(Figure data in JSON)
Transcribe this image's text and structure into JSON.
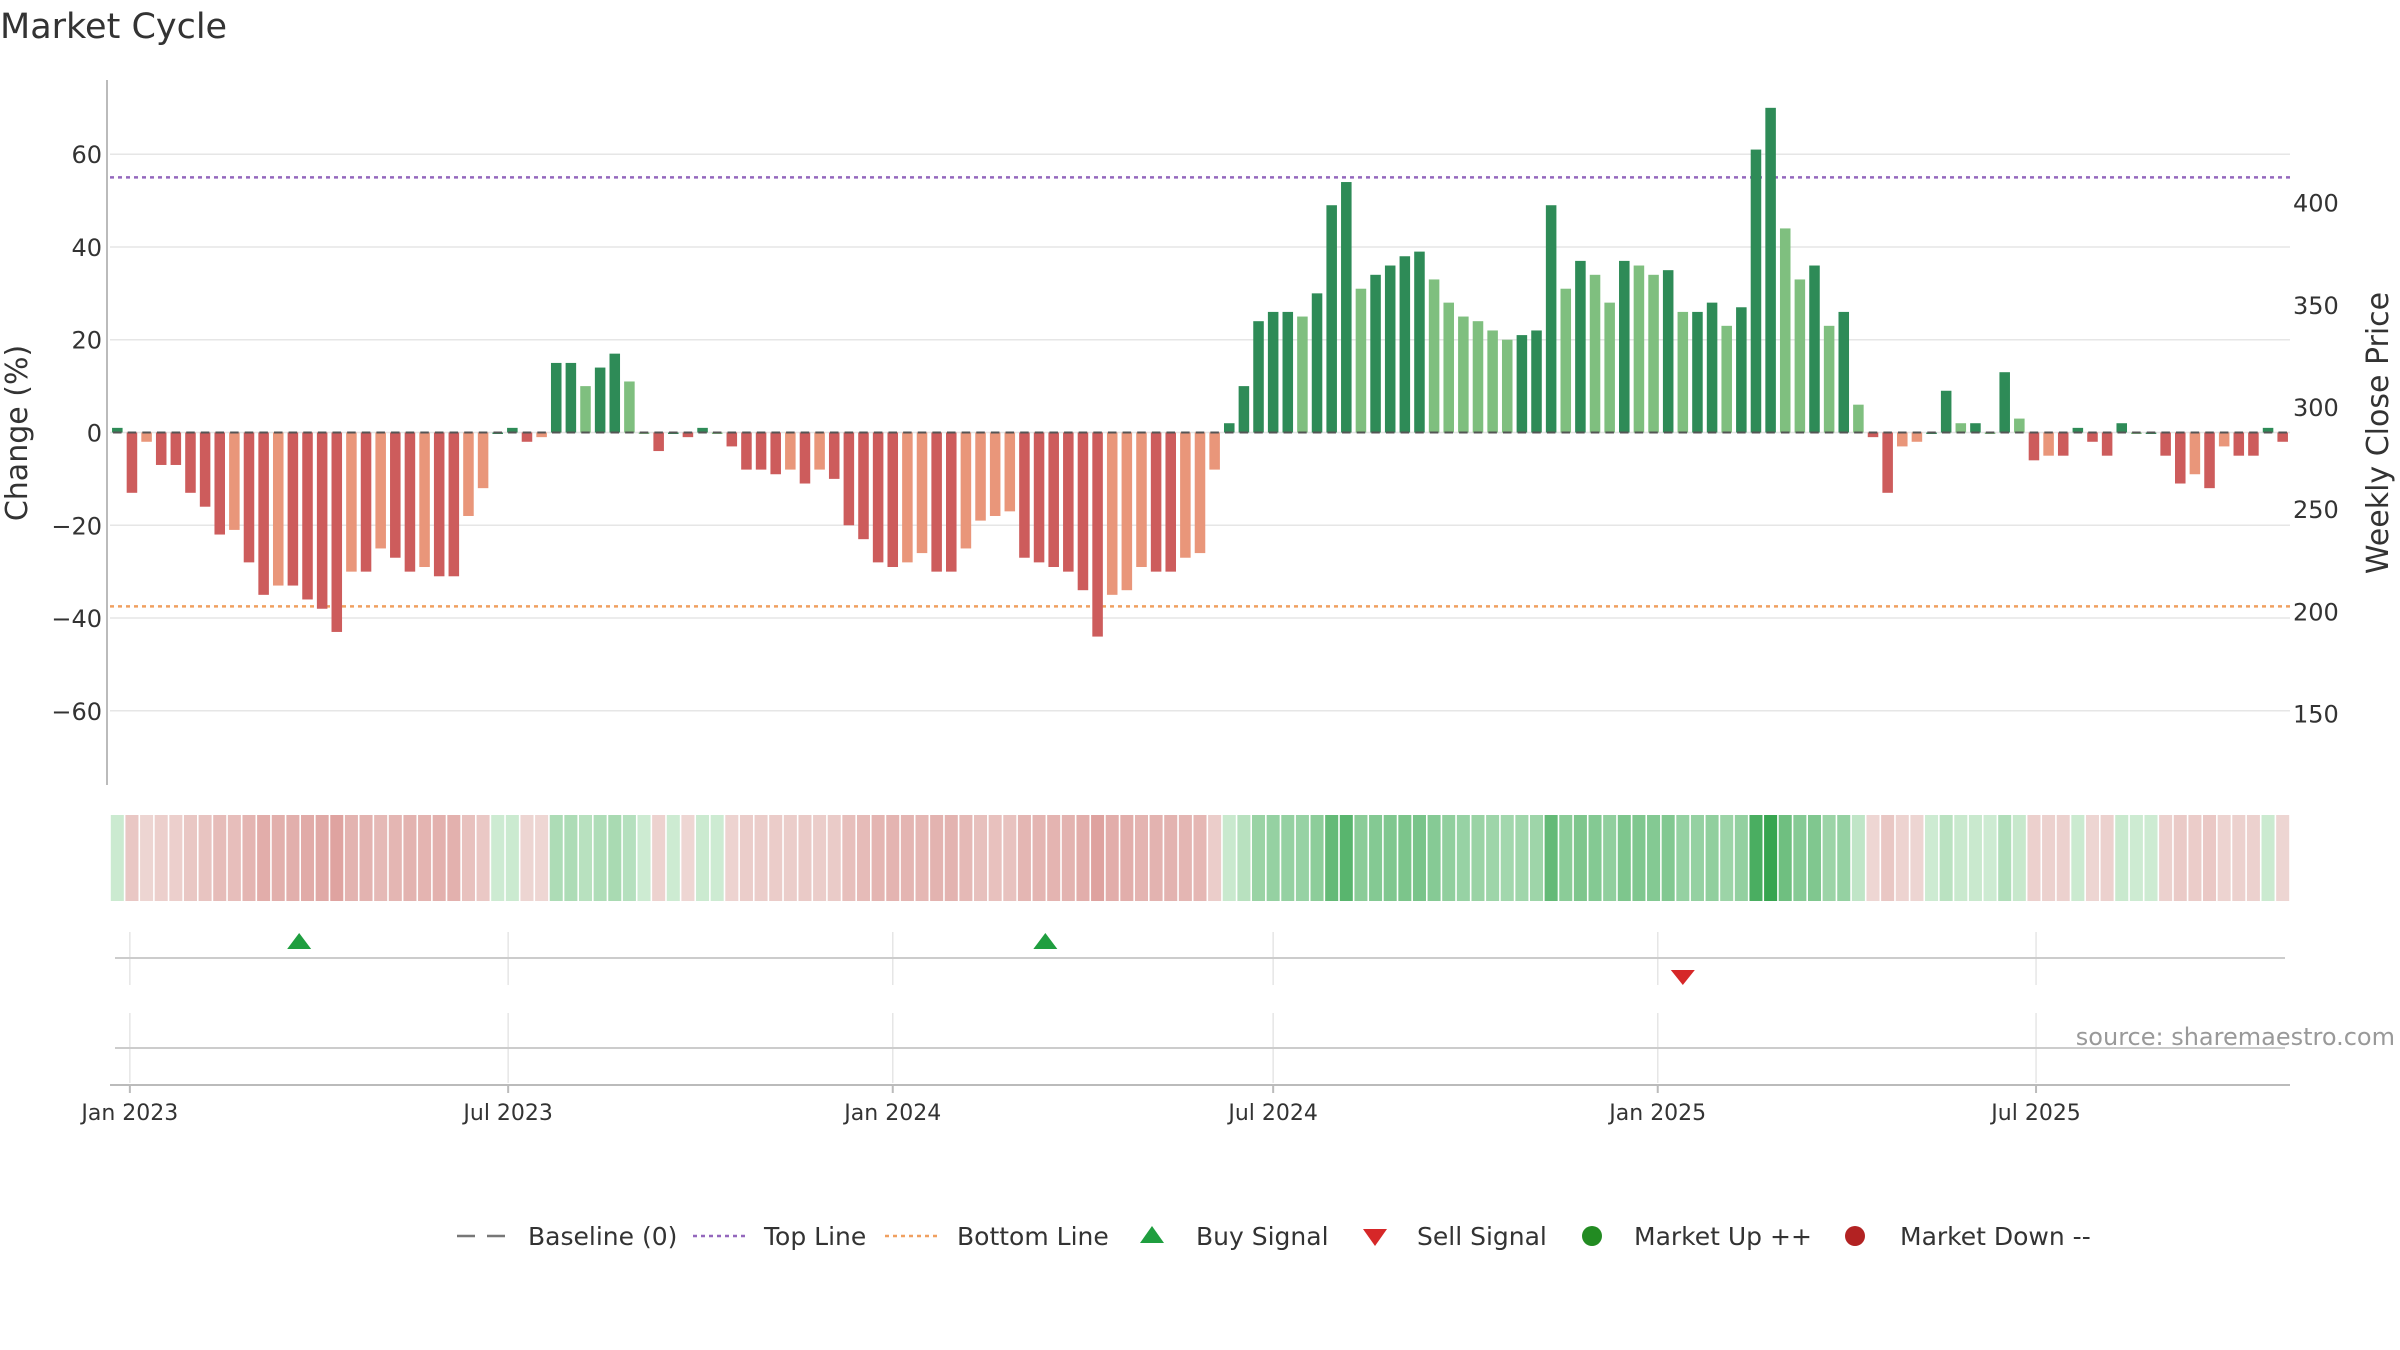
{
  "chart_data": {
    "type": "bar",
    "title": "Market Cycle",
    "ylabel": "Change (%)",
    "y2label": "Weekly Close Price",
    "ylim": [
      -76,
      76
    ],
    "y2lim": [
      115,
      460
    ],
    "yticks": [
      60,
      40,
      20,
      0,
      -20,
      -40,
      -60
    ],
    "ytick_labels": [
      "60",
      "40",
      "20",
      "0",
      "−20",
      "−40",
      "−60"
    ],
    "y2ticks": [
      400,
      350,
      300,
      250,
      200,
      150
    ],
    "y2tick_labels": [
      "400",
      "350",
      "300",
      "250",
      "200",
      "150"
    ],
    "top_line": 55,
    "bottom_line": -37.5,
    "x_start": "2022-12-26",
    "week_days": 7,
    "xtick_dates": [
      "2023-01-01",
      "2023-07-01",
      "2024-01-01",
      "2024-07-01",
      "2025-01-01",
      "2025-07-01"
    ],
    "xtick_labels": [
      "Jan 2023",
      "Jul 2023",
      "Jan 2024",
      "Jul 2024",
      "Jan 2025",
      "Jul 2025"
    ],
    "values": [
      1,
      -13,
      -2,
      -7,
      -7,
      -13,
      -16,
      -22,
      -21,
      -28,
      -35,
      -33,
      -33,
      -36,
      -38,
      -43,
      -30,
      -30,
      -25,
      -27,
      -30,
      -29,
      -31,
      -31,
      -18,
      -12,
      0,
      1,
      -2,
      -1,
      15,
      15,
      10,
      14,
      17,
      11,
      0,
      -4,
      0,
      -1,
      1,
      0,
      -3,
      -8,
      -8,
      -9,
      -8,
      -11,
      -8,
      -10,
      -20,
      -23,
      -28,
      -29,
      -28,
      -26,
      -30,
      -30,
      -25,
      -19,
      -18,
      -17,
      -27,
      -28,
      -29,
      -30,
      -34,
      -44,
      -35,
      -34,
      -29,
      -30,
      -30,
      -27,
      -26,
      -8,
      2,
      10,
      24,
      26,
      26,
      25,
      30,
      49,
      54,
      31,
      34,
      36,
      38,
      39,
      33,
      28,
      25,
      24,
      22,
      20,
      21,
      22,
      49,
      31,
      37,
      34,
      28,
      37,
      36,
      34,
      35,
      26,
      26,
      28,
      23,
      27,
      61,
      70,
      44,
      33,
      36,
      23,
      26,
      6,
      -1,
      -13,
      -3,
      -2,
      0,
      9,
      2,
      2,
      0,
      13,
      3,
      -6,
      -5,
      -5,
      1,
      -2,
      -5,
      2,
      0,
      0,
      -5,
      -11,
      -9,
      -12,
      -3,
      -5,
      -5,
      1,
      -2
    ],
    "signals": [
      {
        "type": "buy",
        "date": "2023-03-23"
      },
      {
        "type": "buy",
        "date": "2024-03-14"
      },
      {
        "type": "sell",
        "date": "2025-01-13"
      }
    ],
    "legend": [
      {
        "label": "Baseline (0)",
        "kind": "dash",
        "color": "#777777"
      },
      {
        "label": "Top Line",
        "kind": "dot",
        "color": "#9467bd"
      },
      {
        "label": "Bottom Line",
        "kind": "dot",
        "color": "#f0a060"
      },
      {
        "label": "Buy Signal",
        "kind": "tri-up",
        "color": "#1f9e3f"
      },
      {
        "label": "Sell Signal",
        "kind": "tri-down",
        "color": "#d62728"
      },
      {
        "label": "Market Up ++",
        "kind": "dot-circle",
        "color": "#228b22"
      },
      {
        "label": "Market Down --",
        "kind": "dot-circle",
        "color": "#b22222"
      }
    ],
    "legend_position": "bottom-center",
    "colors": {
      "up_dark": "#2e8b57",
      "up_light": "#7fbf7f",
      "down_dark": "#cd5c5c",
      "down_light": "#e9967a",
      "top_line": "#9467bd",
      "bottom_line": "#f0a060",
      "grid": "#e6e6e6"
    },
    "source": "source: sharemaestro.com"
  }
}
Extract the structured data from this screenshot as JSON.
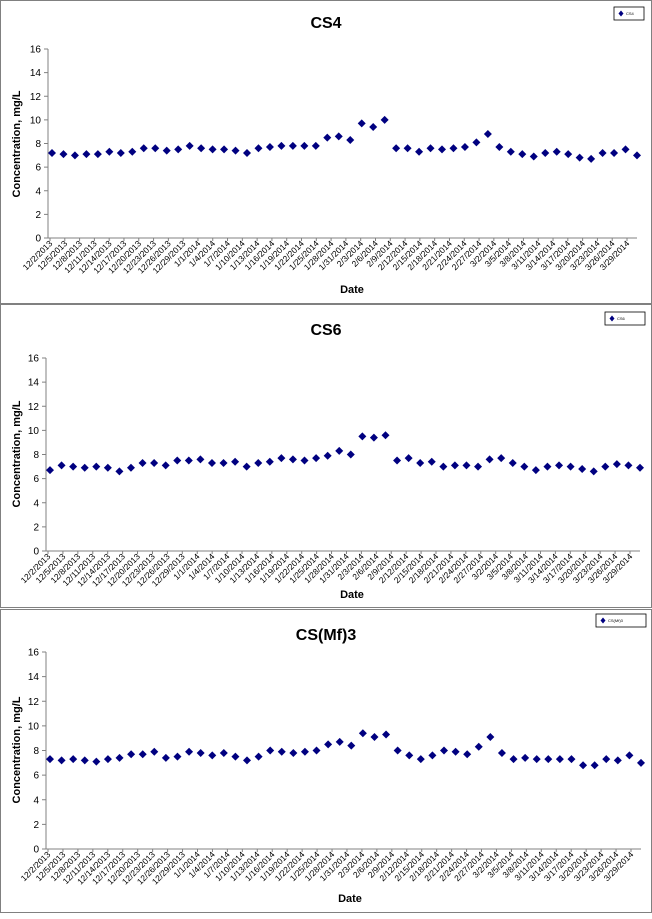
{
  "chart_data": [
    {
      "type": "scatter",
      "title": "CS4",
      "xlabel": "Date",
      "ylabel": "Concentration, mg/L",
      "ylim": [
        0,
        16
      ],
      "yticks": [
        "0",
        "2",
        "4",
        "6",
        "8",
        "10",
        "12",
        "14",
        "16"
      ],
      "xticks": [
        "12/2/2013",
        "12/5/2013",
        "12/8/2013",
        "12/11/2013",
        "12/14/2013",
        "12/17/2013",
        "12/20/2013",
        "12/23/2013",
        "12/26/2013",
        "12/29/2013",
        "1/1/2014",
        "1/4/2014",
        "1/7/2014",
        "1/10/2014",
        "1/13/2014",
        "1/16/2014",
        "1/19/2014",
        "1/22/2014",
        "1/25/2014",
        "1/28/2014",
        "1/31/2014",
        "2/3/2014",
        "2/6/2014",
        "2/9/2014",
        "2/12/2014",
        "2/15/2014",
        "2/18/2014",
        "2/21/2014",
        "2/24/2014",
        "2/27/2014",
        "3/2/2014",
        "3/5/2014",
        "3/8/2014",
        "3/11/2014",
        "3/14/2014",
        "3/17/2014",
        "3/20/2014",
        "3/23/2014",
        "3/26/2014",
        "3/29/2014"
      ],
      "grid": false,
      "legend": {
        "position": "top-right",
        "label": "CS4"
      },
      "series": [
        {
          "name": "CS4",
          "color": "#000080",
          "marker": "diamond",
          "points": [
            [
              0,
              7.2
            ],
            [
              1,
              7.1
            ],
            [
              2,
              7.0
            ],
            [
              3,
              7.1
            ],
            [
              4,
              7.1
            ],
            [
              5,
              7.3
            ],
            [
              6,
              7.2
            ],
            [
              7,
              7.3
            ],
            [
              8,
              7.6
            ],
            [
              9,
              7.6
            ],
            [
              10,
              7.4
            ],
            [
              11,
              7.5
            ],
            [
              12,
              7.8
            ],
            [
              13,
              7.6
            ],
            [
              14,
              7.5
            ],
            [
              15,
              7.5
            ],
            [
              16,
              7.4
            ],
            [
              17,
              7.2
            ],
            [
              18,
              7.6
            ],
            [
              19,
              7.7
            ],
            [
              20,
              7.8
            ],
            [
              21,
              7.8
            ],
            [
              22,
              7.8
            ],
            [
              23,
              7.8
            ],
            [
              24,
              8.5
            ],
            [
              25,
              8.6
            ],
            [
              26,
              8.3
            ],
            [
              27,
              9.7
            ],
            [
              28,
              9.4
            ],
            [
              29,
              10.0
            ],
            [
              30,
              7.6
            ],
            [
              31,
              7.6
            ],
            [
              32,
              7.3
            ],
            [
              33,
              7.6
            ],
            [
              34,
              7.5
            ],
            [
              35,
              7.6
            ],
            [
              36,
              7.7
            ],
            [
              37,
              8.1
            ],
            [
              38,
              8.8
            ],
            [
              39,
              7.7
            ],
            [
              40,
              7.3
            ],
            [
              41,
              7.1
            ],
            [
              42,
              6.9
            ],
            [
              43,
              7.2
            ],
            [
              44,
              7.3
            ],
            [
              45,
              7.1
            ],
            [
              46,
              6.8
            ],
            [
              47,
              6.7
            ],
            [
              48,
              7.2
            ],
            [
              49,
              7.2
            ],
            [
              50,
              7.5
            ],
            [
              51,
              7.0
            ]
          ]
        }
      ]
    },
    {
      "type": "scatter",
      "title": "CS6",
      "xlabel": "Date",
      "ylabel": "Concentration, mg/L",
      "ylim": [
        0,
        16
      ],
      "yticks": [
        "0",
        "2",
        "4",
        "6",
        "8",
        "10",
        "12",
        "14",
        "16"
      ],
      "xticks": [
        "12/2/2013",
        "12/5/2013",
        "12/8/2013",
        "12/11/2013",
        "12/14/2013",
        "12/17/2013",
        "12/20/2013",
        "12/23/2013",
        "12/26/2013",
        "12/29/2013",
        "1/1/2014",
        "1/4/2014",
        "1/7/2014",
        "1/10/2014",
        "1/13/2014",
        "1/16/2014",
        "1/19/2014",
        "1/22/2014",
        "1/25/2014",
        "1/28/2014",
        "1/31/2014",
        "2/3/2014",
        "2/6/2014",
        "2/9/2014",
        "2/12/2014",
        "2/15/2014",
        "2/18/2014",
        "2/21/2014",
        "2/24/2014",
        "2/27/2014",
        "3/2/2014",
        "3/5/2014",
        "3/8/2014",
        "3/11/2014",
        "3/14/2014",
        "3/17/2014",
        "3/20/2014",
        "3/23/2014",
        "3/26/2014",
        "3/29/2014"
      ],
      "grid": false,
      "legend": {
        "position": "top-right",
        "label": "CS6"
      },
      "series": [
        {
          "name": "CS6",
          "color": "#000080",
          "marker": "diamond",
          "points": [
            [
              0,
              6.7
            ],
            [
              1,
              7.1
            ],
            [
              2,
              7.0
            ],
            [
              3,
              6.9
            ],
            [
              4,
              7.0
            ],
            [
              5,
              6.9
            ],
            [
              6,
              6.6
            ],
            [
              7,
              6.9
            ],
            [
              8,
              7.3
            ],
            [
              9,
              7.3
            ],
            [
              10,
              7.1
            ],
            [
              11,
              7.5
            ],
            [
              12,
              7.5
            ],
            [
              13,
              7.6
            ],
            [
              14,
              7.3
            ],
            [
              15,
              7.3
            ],
            [
              16,
              7.4
            ],
            [
              17,
              7.0
            ],
            [
              18,
              7.3
            ],
            [
              19,
              7.4
            ],
            [
              20,
              7.7
            ],
            [
              21,
              7.6
            ],
            [
              22,
              7.5
            ],
            [
              23,
              7.7
            ],
            [
              24,
              7.9
            ],
            [
              25,
              8.3
            ],
            [
              26,
              8.0
            ],
            [
              27,
              9.5
            ],
            [
              28,
              9.4
            ],
            [
              29,
              9.6
            ],
            [
              30,
              7.5
            ],
            [
              31,
              7.7
            ],
            [
              32,
              7.3
            ],
            [
              33,
              7.4
            ],
            [
              34,
              7.0
            ],
            [
              35,
              7.1
            ],
            [
              36,
              7.1
            ],
            [
              37,
              7.0
            ],
            [
              38,
              7.6
            ],
            [
              39,
              7.7
            ],
            [
              40,
              7.3
            ],
            [
              41,
              7.0
            ],
            [
              42,
              6.7
            ],
            [
              43,
              7.0
            ],
            [
              44,
              7.1
            ],
            [
              45,
              7.0
            ],
            [
              46,
              6.8
            ],
            [
              47,
              6.6
            ],
            [
              48,
              7.0
            ],
            [
              49,
              7.2
            ],
            [
              50,
              7.1
            ],
            [
              51,
              6.9
            ]
          ]
        }
      ]
    },
    {
      "type": "scatter",
      "title": "CS(Mf)3",
      "xlabel": "Date",
      "ylabel": "Concentration, mg/L",
      "ylim": [
        0,
        16
      ],
      "yticks": [
        "0",
        "2",
        "4",
        "6",
        "8",
        "10",
        "12",
        "14",
        "16"
      ],
      "xticks": [
        "12/2/2013",
        "12/5/2013",
        "12/8/2013",
        "12/11/2013",
        "12/14/2013",
        "12/17/2013",
        "12/20/2013",
        "12/23/2013",
        "12/26/2013",
        "12/29/2013",
        "1/1/2014",
        "1/4/2014",
        "1/7/2014",
        "1/10/2014",
        "1/13/2014",
        "1/16/2014",
        "1/19/2014",
        "1/22/2014",
        "1/25/2014",
        "1/28/2014",
        "1/31/2014",
        "2/3/2014",
        "2/6/2014",
        "2/9/2014",
        "2/12/2014",
        "2/15/2014",
        "2/18/2014",
        "2/21/2014",
        "2/24/2014",
        "2/27/2014",
        "3/2/2014",
        "3/5/2014",
        "3/8/2014",
        "3/11/2014",
        "3/14/2014",
        "3/17/2014",
        "3/20/2014",
        "3/23/2014",
        "3/26/2014",
        "3/29/2014"
      ],
      "grid": false,
      "legend": {
        "position": "top-right",
        "label": "CS(Mf)3"
      },
      "series": [
        {
          "name": "CS(Mf)3",
          "color": "#000080",
          "marker": "diamond",
          "points": [
            [
              0,
              7.3
            ],
            [
              1,
              7.2
            ],
            [
              2,
              7.3
            ],
            [
              3,
              7.2
            ],
            [
              4,
              7.1
            ],
            [
              5,
              7.3
            ],
            [
              6,
              7.4
            ],
            [
              7,
              7.7
            ],
            [
              8,
              7.7
            ],
            [
              9,
              7.9
            ],
            [
              10,
              7.4
            ],
            [
              11,
              7.5
            ],
            [
              12,
              7.9
            ],
            [
              13,
              7.8
            ],
            [
              14,
              7.6
            ],
            [
              15,
              7.8
            ],
            [
              16,
              7.5
            ],
            [
              17,
              7.2
            ],
            [
              18,
              7.5
            ],
            [
              19,
              8.0
            ],
            [
              20,
              7.9
            ],
            [
              21,
              7.8
            ],
            [
              22,
              7.9
            ],
            [
              23,
              8.0
            ],
            [
              24,
              8.5
            ],
            [
              25,
              8.7
            ],
            [
              26,
              8.4
            ],
            [
              27,
              9.4
            ],
            [
              28,
              9.1
            ],
            [
              29,
              9.3
            ],
            [
              30,
              8.0
            ],
            [
              31,
              7.6
            ],
            [
              32,
              7.3
            ],
            [
              33,
              7.6
            ],
            [
              34,
              8.0
            ],
            [
              35,
              7.9
            ],
            [
              36,
              7.7
            ],
            [
              37,
              8.3
            ],
            [
              38,
              9.1
            ],
            [
              39,
              7.8
            ],
            [
              40,
              7.3
            ],
            [
              41,
              7.4
            ],
            [
              42,
              7.3
            ],
            [
              43,
              7.3
            ],
            [
              44,
              7.3
            ],
            [
              45,
              7.3
            ],
            [
              46,
              6.8
            ],
            [
              47,
              6.8
            ],
            [
              48,
              7.3
            ],
            [
              49,
              7.2
            ],
            [
              50,
              7.6
            ],
            [
              51,
              7.0
            ]
          ]
        }
      ]
    }
  ]
}
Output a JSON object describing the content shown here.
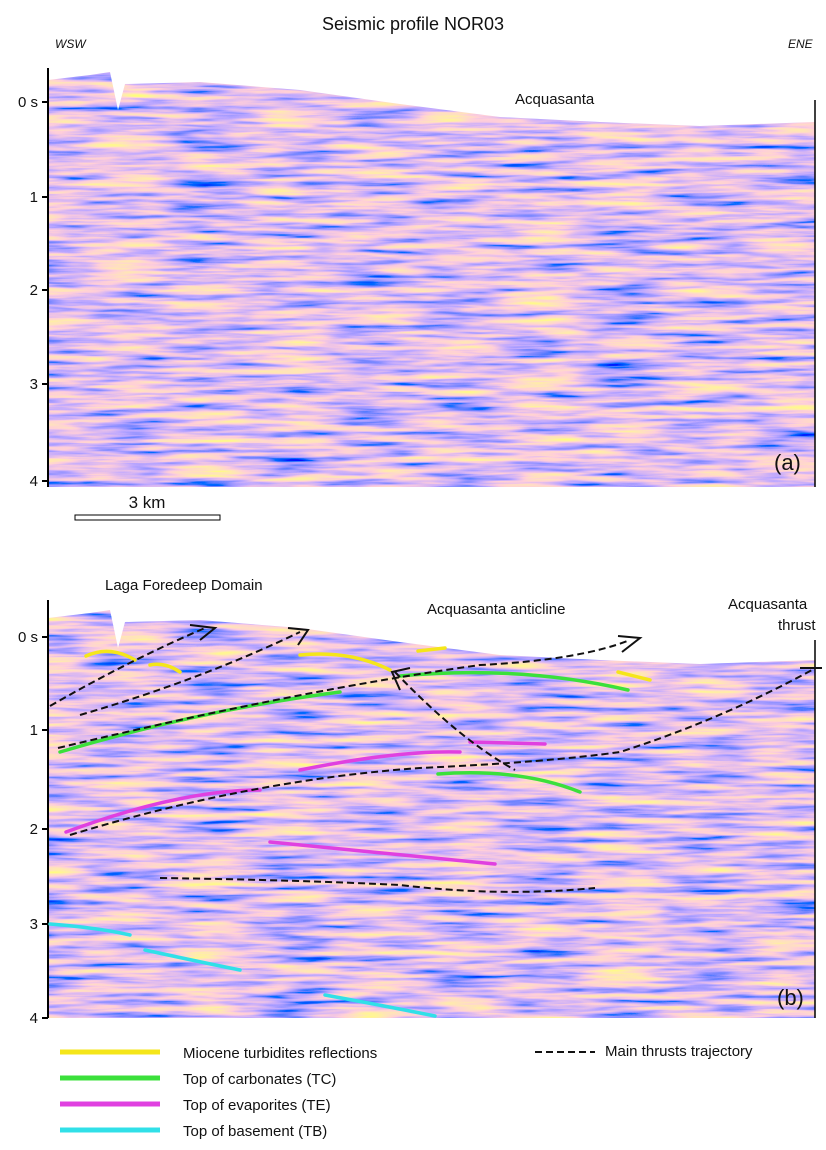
{
  "title": "Seismic profile NOR03",
  "directions": {
    "left": "WSW",
    "right": "ENE"
  },
  "panels": [
    {
      "axis_labels": [
        "0 s",
        "1",
        "2",
        "3",
        "4"
      ],
      "annotations": [
        "Acquasanta"
      ],
      "label": "(a)",
      "scale_bar": "3 km"
    },
    {
      "axis_labels": [
        "0 s",
        "1",
        "2",
        "3",
        "4"
      ],
      "annotations": [
        "Laga Foredeep Domain",
        "Acquasanta anticline",
        "Acquasanta",
        "thrust"
      ],
      "label": "(b)"
    }
  ],
  "legend": [
    "Miocene turbidites reflections",
    "Top of carbonates (TC)",
    "Top of evaporites (TE)",
    "Top of basement (TB)",
    "Main thrusts trajectory"
  ]
}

> [Problem to work on]: In the data above, find the line containing "Output a JSON"; from there, please write out each line through the end, exactly, with the pictures omitted.

> [Problem solution]:
Output a JSON object describing the content shown here.
{
  "title": "Seismic profile NOR03",
  "directions": {
    "left": "WSW",
    "right": "ENE"
  },
  "panels": [
    {
      "axis_labels": [
        "0 s",
        "1",
        "2",
        "3",
        "4"
      ],
      "annotations": [
        "Acquasanta"
      ],
      "label": "(a)",
      "scale_bar": "3 km"
    },
    {
      "axis_labels": [
        "0 s",
        "1",
        "2",
        "3",
        "4"
      ],
      "annotations": [
        "Laga Foredeep Domain",
        "Acquasanta anticline",
        "Acquasanta",
        "thrust"
      ],
      "label": "(b)"
    }
  ],
  "legend": [
    "Miocene turbidites reflections",
    "Top of carbonates (TC)",
    "Top of evaporites (TE)",
    "Top of basement (TB)",
    "Main thrusts trajectory"
  ]
}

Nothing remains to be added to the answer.